-- start of Given entries --

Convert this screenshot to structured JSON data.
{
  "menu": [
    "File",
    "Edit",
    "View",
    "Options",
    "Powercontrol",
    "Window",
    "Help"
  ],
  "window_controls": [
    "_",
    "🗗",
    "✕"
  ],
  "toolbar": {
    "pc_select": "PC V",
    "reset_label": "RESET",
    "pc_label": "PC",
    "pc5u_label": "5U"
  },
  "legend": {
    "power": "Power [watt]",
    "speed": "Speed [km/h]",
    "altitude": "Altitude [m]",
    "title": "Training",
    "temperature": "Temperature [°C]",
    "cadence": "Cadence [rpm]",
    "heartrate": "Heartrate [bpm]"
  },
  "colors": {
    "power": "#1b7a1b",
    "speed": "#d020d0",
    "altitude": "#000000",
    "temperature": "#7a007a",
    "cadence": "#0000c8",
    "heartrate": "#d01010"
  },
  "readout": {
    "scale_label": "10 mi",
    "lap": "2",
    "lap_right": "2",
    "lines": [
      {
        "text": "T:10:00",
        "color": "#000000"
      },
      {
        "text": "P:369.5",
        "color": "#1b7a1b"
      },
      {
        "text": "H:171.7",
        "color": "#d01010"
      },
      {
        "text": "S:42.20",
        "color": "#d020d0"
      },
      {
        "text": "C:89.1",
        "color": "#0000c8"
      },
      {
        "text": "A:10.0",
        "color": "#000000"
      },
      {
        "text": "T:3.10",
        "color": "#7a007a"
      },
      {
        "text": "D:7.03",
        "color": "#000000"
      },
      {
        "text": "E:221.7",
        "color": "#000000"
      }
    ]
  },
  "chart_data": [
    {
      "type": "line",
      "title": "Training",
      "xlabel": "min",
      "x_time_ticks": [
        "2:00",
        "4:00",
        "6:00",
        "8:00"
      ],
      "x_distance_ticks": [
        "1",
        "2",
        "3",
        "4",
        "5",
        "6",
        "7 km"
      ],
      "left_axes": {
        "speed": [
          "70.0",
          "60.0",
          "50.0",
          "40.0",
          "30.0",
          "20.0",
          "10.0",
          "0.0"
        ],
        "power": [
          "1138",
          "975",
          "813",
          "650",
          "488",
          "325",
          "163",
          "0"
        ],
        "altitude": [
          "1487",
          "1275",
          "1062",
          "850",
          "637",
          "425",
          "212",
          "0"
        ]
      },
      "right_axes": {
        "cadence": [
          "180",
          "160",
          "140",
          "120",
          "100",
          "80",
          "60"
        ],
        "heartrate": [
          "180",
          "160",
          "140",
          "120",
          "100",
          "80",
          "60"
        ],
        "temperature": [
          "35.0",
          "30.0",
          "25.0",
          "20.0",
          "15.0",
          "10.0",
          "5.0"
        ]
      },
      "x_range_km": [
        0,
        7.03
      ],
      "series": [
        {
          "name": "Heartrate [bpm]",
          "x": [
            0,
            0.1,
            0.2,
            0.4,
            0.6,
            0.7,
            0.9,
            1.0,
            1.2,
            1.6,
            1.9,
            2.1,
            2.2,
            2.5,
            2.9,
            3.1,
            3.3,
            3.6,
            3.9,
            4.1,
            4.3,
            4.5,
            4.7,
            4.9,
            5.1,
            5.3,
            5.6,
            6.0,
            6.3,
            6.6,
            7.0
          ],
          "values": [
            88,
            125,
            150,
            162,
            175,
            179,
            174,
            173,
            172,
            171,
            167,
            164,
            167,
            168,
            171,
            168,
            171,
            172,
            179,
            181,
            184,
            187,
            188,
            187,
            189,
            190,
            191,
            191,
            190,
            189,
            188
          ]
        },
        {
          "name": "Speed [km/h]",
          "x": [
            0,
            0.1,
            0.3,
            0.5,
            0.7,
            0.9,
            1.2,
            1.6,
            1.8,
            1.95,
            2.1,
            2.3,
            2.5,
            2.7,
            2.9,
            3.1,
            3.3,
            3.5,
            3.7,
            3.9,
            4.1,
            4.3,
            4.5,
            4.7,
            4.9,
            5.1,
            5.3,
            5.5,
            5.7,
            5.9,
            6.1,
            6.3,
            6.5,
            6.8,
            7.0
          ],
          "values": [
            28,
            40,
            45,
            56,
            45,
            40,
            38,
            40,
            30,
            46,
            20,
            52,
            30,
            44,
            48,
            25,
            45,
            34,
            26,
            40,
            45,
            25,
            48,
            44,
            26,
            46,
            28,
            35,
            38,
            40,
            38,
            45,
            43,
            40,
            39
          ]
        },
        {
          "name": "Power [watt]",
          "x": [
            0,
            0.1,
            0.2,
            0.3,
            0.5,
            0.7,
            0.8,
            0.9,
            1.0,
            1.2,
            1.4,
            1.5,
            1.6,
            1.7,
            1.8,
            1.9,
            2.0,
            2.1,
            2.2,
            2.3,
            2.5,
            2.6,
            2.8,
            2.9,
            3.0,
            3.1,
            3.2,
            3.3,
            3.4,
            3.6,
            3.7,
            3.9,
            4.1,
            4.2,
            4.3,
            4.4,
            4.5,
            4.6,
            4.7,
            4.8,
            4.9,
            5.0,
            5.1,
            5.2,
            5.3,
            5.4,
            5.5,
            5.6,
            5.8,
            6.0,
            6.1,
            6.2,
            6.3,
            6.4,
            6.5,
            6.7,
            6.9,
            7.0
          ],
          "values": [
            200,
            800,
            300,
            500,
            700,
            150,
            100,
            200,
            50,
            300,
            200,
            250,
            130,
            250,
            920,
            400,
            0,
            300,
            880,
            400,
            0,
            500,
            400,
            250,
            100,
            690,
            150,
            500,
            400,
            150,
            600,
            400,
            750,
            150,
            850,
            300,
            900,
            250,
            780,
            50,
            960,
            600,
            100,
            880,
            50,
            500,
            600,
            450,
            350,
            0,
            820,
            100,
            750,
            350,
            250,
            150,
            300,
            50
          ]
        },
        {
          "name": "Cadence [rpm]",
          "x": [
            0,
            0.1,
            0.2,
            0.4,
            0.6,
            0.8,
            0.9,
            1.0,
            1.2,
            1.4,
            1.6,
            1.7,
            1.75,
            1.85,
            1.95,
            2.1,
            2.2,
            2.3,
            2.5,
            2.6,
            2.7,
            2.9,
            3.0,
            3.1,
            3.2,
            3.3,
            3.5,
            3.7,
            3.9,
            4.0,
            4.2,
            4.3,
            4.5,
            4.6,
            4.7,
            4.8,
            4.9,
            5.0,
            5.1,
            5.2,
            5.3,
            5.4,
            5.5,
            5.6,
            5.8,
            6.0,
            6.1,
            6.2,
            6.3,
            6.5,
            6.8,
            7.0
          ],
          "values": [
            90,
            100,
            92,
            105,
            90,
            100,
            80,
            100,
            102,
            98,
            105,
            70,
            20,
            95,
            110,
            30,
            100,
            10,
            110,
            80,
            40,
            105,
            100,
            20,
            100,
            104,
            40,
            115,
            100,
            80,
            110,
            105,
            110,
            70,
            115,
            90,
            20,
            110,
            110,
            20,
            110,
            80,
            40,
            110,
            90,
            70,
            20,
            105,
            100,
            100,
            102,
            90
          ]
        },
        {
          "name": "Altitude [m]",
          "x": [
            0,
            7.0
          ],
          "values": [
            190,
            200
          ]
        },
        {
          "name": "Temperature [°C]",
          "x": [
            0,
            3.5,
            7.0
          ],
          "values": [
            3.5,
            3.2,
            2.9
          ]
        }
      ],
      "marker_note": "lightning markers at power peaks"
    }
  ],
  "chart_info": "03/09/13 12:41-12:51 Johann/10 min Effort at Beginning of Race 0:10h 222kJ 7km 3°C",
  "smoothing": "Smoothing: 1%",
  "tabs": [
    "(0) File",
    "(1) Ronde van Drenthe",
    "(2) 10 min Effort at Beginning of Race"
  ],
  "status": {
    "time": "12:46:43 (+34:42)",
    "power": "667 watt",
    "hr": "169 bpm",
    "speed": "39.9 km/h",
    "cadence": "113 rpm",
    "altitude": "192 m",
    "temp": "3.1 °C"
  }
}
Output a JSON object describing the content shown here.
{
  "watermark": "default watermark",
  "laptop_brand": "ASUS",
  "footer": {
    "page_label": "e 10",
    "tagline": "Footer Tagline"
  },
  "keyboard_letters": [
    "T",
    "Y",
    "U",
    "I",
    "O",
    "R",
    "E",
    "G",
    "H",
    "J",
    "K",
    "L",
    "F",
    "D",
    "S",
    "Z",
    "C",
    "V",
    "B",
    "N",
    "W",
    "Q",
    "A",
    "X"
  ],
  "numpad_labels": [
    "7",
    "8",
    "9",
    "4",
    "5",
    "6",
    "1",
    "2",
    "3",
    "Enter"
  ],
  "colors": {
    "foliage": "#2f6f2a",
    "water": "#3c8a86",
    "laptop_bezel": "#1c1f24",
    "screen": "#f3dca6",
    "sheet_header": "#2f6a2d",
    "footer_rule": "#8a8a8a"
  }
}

-- end of Given entries --

Problem requirements: Read through the entries and copy every line that includes "watt".

Complete answer:
    "power": "Power [watt]",
          "name": "Power [watt]",
    "power": "667 watt",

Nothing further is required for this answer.